| Work to do |
Restate each of the lines given below, word for word.

━━━━━ Records provided

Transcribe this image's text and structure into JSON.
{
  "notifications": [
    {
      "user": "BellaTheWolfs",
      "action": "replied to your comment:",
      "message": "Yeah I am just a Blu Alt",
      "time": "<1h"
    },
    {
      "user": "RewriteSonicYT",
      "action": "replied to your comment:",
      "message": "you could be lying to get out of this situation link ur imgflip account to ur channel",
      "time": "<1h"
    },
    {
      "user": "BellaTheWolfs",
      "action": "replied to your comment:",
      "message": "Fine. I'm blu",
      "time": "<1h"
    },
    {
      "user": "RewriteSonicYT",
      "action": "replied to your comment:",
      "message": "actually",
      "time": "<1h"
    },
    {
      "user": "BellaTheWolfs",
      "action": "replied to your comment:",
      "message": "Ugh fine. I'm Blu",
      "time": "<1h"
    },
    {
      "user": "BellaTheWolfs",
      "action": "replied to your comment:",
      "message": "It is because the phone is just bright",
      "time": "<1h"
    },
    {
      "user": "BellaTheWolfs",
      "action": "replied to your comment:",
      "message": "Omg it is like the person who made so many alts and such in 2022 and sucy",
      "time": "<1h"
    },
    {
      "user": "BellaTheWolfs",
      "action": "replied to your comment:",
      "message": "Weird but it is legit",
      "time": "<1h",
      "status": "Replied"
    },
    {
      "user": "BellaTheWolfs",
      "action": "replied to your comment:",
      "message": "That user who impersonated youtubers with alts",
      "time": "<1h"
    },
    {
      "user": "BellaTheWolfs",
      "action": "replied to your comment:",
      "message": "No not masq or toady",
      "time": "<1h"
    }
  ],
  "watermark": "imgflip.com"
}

━━━━━━━━━━

| Solved problem |
Transcribe this image's text and structure into JSON.
{
  "notifications": [
    {
      "user": "BellaTheWolfs",
      "action": "replied to your comment:",
      "message": "Yeah I am just a Blu Alt",
      "time": "<1h"
    },
    {
      "user": "RewriteSonicYT",
      "action": "replied to your comment:",
      "message": "you could be lying to get out of this situation link ur imgflip account to ur channel",
      "time": "<1h"
    },
    {
      "user": "BellaTheWolfs",
      "action": "replied to your comment:",
      "message": "Fine. I'm blu",
      "time": "<1h"
    },
    {
      "user": "RewriteSonicYT",
      "action": "replied to your comment:",
      "message": "actually",
      "time": "<1h"
    },
    {
      "user": "BellaTheWolfs",
      "action": "replied to your comment:",
      "message": "Ugh fine. I'm Blu",
      "time": "<1h"
    },
    {
      "user": "BellaTheWolfs",
      "action": "replied to your comment:",
      "message": "It is because the phone is just bright",
      "time": "<1h"
    },
    {
      "user": "BellaTheWolfs",
      "action": "replied to your comment:",
      "message": "Omg it is like the person who made so many alts and such in 2022 and sucy",
      "time": "<1h"
    },
    {
      "user": "BellaTheWolfs",
      "action": "replied to your comment:",
      "message": "Weird but it is legit",
      "time": "<1h",
      "status": "Replied"
    },
    {
      "user": "BellaTheWolfs",
      "action": "replied to your comment:",
      "message": "That user who impersonated youtubers with alts",
      "time": "<1h"
    },
    {
      "user": "BellaTheWolfs",
      "action": "replied to your comment:",
      "message": "No not masq or toady",
      "time": "<1h"
    }
  ],
  "watermark": "imgflip.com"
}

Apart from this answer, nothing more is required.